Task: Copy out word for word every line of the listing below, from its first line through the line containing "chat-text: 师姐保佑，感谢师姐～: [832, 308, 907, 317]", with both ends included.

** Start of Data to use **

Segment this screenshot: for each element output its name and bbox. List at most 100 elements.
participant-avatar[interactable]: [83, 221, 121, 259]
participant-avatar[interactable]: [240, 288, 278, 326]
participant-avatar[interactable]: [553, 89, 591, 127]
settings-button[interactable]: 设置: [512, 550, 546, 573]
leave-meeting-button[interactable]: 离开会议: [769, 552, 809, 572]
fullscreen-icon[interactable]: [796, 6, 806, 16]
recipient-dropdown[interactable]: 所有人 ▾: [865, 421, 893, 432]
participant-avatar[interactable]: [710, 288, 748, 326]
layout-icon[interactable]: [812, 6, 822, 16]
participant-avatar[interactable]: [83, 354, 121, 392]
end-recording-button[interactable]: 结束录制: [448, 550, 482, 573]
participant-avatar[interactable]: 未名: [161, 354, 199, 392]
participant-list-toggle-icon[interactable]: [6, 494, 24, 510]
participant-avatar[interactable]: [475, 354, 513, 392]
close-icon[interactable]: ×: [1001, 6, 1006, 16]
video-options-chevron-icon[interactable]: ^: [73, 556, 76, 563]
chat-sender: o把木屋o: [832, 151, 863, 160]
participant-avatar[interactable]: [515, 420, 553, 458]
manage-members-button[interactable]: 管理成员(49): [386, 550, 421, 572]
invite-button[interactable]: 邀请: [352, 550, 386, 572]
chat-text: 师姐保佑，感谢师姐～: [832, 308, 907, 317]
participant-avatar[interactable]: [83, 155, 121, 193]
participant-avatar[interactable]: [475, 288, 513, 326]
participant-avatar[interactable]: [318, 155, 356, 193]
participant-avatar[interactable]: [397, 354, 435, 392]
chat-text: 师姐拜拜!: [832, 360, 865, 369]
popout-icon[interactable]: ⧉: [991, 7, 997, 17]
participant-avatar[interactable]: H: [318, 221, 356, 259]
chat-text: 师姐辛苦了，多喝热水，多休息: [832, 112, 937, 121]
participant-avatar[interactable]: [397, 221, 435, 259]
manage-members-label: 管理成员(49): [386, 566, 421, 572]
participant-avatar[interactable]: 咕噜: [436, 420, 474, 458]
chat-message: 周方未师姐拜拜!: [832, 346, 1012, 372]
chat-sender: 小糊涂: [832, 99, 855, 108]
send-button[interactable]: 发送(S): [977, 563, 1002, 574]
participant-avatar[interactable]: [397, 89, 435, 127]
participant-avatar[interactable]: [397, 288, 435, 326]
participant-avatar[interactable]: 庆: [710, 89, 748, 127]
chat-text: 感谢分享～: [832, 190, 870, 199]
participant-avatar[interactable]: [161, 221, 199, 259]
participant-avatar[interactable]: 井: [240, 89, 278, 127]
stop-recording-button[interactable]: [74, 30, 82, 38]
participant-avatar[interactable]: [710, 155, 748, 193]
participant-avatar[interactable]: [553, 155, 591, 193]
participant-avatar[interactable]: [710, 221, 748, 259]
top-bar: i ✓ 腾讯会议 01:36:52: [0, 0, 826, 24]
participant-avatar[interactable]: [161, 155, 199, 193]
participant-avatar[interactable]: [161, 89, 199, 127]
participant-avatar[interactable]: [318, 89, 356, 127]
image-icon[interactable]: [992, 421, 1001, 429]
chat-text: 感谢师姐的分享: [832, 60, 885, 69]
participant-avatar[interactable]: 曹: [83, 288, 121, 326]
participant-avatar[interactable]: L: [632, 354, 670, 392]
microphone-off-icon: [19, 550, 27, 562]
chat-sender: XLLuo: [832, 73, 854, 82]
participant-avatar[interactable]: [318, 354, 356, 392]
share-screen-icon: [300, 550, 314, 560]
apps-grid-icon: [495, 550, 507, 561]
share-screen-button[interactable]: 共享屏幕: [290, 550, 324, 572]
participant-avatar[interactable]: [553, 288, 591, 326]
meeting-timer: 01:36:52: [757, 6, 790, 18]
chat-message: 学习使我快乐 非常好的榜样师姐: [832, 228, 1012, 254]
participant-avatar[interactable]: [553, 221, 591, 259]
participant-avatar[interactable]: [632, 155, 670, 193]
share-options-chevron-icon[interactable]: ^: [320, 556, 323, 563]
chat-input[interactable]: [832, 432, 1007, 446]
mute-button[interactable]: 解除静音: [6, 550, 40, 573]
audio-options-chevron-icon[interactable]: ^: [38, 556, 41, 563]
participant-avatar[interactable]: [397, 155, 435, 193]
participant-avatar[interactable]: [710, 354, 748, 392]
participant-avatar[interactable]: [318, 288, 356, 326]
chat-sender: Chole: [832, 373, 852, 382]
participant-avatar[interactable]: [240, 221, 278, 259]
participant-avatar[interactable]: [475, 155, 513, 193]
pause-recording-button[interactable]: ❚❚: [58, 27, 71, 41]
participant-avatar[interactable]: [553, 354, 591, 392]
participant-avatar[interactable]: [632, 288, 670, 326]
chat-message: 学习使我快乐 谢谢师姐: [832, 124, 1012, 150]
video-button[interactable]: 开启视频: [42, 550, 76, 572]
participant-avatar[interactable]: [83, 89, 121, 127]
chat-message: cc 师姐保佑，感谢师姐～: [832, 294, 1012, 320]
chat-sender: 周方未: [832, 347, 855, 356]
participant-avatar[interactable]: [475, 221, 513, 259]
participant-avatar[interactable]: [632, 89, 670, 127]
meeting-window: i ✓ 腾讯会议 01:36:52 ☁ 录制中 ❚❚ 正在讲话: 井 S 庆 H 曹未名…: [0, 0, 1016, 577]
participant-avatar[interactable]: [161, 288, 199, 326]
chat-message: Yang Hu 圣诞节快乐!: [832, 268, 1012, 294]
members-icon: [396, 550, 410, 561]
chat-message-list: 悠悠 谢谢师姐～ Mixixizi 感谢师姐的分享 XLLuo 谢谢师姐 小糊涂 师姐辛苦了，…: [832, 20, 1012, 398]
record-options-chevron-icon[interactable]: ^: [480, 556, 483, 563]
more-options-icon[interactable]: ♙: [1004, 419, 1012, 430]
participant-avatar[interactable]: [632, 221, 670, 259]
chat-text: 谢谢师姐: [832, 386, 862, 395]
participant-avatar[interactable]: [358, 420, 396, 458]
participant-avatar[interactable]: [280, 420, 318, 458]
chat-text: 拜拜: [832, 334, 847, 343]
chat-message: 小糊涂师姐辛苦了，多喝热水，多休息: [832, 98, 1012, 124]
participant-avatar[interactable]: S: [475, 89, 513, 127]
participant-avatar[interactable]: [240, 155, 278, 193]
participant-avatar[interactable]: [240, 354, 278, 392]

** End of Data to use **

Correct answer:
Segment this screenshot: for each element output its name and bbox. List at most 100 elements.
participant-avatar[interactable]: [83, 221, 121, 259]
participant-avatar[interactable]: [240, 288, 278, 326]
participant-avatar[interactable]: [553, 89, 591, 127]
settings-button[interactable]: 设置: [512, 550, 546, 573]
leave-meeting-button[interactable]: 离开会议: [769, 552, 809, 572]
fullscreen-icon[interactable]: [796, 6, 806, 16]
recipient-dropdown[interactable]: 所有人 ▾: [865, 421, 893, 432]
participant-avatar[interactable]: [710, 288, 748, 326]
layout-icon[interactable]: [812, 6, 822, 16]
participant-avatar[interactable]: [83, 354, 121, 392]
end-recording-button[interactable]: 结束录制: [448, 550, 482, 573]
participant-avatar[interactable]: 未名: [161, 354, 199, 392]
participant-list-toggle-icon[interactable]: [6, 494, 24, 510]
participant-avatar[interactable]: [475, 354, 513, 392]
close-icon[interactable]: ×: [1001, 6, 1006, 16]
video-options-chevron-icon[interactable]: ^: [73, 556, 76, 563]
chat-sender: o把木屋o: [832, 151, 863, 160]
participant-avatar[interactable]: [515, 420, 553, 458]
manage-members-button[interactable]: 管理成员(49): [386, 550, 421, 572]
invite-button[interactable]: 邀请: [352, 550, 386, 572]
chat-text: 师姐保佑，感谢师姐～: [832, 308, 907, 317]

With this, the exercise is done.